* Exercise instructions
Repeat word for word the line with "Transcribe this image's" and every line after it until the records below run out.

---------- Records for the task ----------

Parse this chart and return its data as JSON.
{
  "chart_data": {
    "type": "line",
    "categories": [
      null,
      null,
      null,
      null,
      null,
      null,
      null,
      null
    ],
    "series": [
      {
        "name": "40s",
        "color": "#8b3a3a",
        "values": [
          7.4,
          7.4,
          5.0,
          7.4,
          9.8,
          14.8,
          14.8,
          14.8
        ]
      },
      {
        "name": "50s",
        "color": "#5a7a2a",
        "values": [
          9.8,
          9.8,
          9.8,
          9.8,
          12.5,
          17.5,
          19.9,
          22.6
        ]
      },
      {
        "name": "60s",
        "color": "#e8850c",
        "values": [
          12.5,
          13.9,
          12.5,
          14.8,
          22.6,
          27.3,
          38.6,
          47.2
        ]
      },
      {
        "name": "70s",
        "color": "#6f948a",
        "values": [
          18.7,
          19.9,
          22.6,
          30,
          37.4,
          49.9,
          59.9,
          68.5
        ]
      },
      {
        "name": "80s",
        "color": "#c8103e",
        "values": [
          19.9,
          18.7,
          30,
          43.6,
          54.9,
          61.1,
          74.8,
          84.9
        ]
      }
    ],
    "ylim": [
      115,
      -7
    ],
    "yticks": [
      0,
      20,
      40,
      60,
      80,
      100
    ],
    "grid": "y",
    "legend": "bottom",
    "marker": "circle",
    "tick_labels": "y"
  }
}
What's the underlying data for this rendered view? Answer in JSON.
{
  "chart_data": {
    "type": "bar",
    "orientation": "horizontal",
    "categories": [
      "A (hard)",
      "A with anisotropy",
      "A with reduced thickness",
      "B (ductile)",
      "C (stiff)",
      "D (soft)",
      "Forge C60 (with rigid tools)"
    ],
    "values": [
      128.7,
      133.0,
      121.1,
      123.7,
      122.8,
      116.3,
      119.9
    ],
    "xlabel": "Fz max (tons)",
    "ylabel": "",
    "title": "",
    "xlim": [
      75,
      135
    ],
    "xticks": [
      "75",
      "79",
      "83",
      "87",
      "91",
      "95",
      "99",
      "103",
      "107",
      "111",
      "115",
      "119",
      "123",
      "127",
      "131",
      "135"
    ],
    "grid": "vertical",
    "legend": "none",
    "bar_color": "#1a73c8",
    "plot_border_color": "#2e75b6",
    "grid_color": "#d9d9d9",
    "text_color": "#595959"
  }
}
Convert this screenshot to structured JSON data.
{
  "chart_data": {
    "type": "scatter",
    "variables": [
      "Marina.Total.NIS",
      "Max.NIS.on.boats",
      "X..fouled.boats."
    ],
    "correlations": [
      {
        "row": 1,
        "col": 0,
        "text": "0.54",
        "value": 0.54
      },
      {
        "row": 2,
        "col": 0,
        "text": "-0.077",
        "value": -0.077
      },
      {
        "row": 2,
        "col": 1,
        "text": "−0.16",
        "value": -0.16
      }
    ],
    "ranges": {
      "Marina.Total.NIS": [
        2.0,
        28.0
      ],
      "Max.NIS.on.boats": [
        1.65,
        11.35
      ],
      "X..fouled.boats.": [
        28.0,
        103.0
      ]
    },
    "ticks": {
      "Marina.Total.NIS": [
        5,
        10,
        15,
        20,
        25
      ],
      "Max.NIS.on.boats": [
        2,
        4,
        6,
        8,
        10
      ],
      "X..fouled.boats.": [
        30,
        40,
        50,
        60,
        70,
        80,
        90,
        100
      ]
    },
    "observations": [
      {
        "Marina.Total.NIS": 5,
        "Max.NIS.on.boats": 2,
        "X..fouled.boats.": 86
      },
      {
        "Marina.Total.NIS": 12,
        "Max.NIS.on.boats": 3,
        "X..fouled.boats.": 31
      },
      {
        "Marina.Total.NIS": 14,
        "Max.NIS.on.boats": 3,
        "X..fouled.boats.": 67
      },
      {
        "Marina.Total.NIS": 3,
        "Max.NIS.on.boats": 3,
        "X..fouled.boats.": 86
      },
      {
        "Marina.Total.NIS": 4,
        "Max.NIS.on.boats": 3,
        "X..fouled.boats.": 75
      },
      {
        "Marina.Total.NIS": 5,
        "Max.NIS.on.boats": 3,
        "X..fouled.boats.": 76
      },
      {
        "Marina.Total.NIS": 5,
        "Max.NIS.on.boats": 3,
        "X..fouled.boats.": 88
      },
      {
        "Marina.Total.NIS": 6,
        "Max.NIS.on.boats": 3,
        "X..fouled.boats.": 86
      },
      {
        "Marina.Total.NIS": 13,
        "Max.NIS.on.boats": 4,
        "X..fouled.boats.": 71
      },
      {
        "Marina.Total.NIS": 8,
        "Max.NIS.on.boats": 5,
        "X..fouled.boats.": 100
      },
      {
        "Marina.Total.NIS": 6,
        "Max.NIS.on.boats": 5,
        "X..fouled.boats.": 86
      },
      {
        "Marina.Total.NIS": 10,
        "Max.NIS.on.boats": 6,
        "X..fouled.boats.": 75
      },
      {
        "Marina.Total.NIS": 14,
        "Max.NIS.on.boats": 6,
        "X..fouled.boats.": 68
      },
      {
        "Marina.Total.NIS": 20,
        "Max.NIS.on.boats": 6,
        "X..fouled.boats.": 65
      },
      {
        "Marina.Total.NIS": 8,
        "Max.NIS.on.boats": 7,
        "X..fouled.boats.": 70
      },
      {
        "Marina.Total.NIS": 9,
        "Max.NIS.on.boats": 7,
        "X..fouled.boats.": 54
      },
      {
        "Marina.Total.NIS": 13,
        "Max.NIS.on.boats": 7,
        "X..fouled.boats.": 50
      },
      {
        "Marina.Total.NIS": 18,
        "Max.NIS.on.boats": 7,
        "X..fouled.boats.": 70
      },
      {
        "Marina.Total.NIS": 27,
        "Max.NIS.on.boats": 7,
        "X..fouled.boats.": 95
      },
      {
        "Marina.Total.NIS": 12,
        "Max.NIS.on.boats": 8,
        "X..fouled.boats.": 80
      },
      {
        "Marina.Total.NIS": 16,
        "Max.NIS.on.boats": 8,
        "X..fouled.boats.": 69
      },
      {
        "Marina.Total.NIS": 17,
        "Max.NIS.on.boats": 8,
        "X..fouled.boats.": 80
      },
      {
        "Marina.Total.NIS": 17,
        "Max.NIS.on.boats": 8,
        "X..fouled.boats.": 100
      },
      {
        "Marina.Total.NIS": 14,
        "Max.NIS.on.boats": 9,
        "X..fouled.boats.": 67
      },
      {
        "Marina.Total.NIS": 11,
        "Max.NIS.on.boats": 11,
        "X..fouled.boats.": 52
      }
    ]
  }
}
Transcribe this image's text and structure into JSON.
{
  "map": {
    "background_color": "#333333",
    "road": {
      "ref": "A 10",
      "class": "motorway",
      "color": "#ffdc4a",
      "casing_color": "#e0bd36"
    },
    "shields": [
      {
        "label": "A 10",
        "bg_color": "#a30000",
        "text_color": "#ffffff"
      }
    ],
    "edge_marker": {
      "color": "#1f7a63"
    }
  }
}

----------

* Exercise result
Transcribe this image's text and structure into JSON.
{
  "map": {
    "background_color": "#333333",
    "road": {
      "ref": "A 10",
      "class": "motorway",
      "color": "#ffdc4a",
      "casing_color": "#e0bd36"
    },
    "shields": [
      {
        "label": "A 10",
        "bg_color": "#a30000",
        "text_color": "#ffffff"
      }
    ],
    "edge_marker": {
      "color": "#1f7a63"
    }
  }
}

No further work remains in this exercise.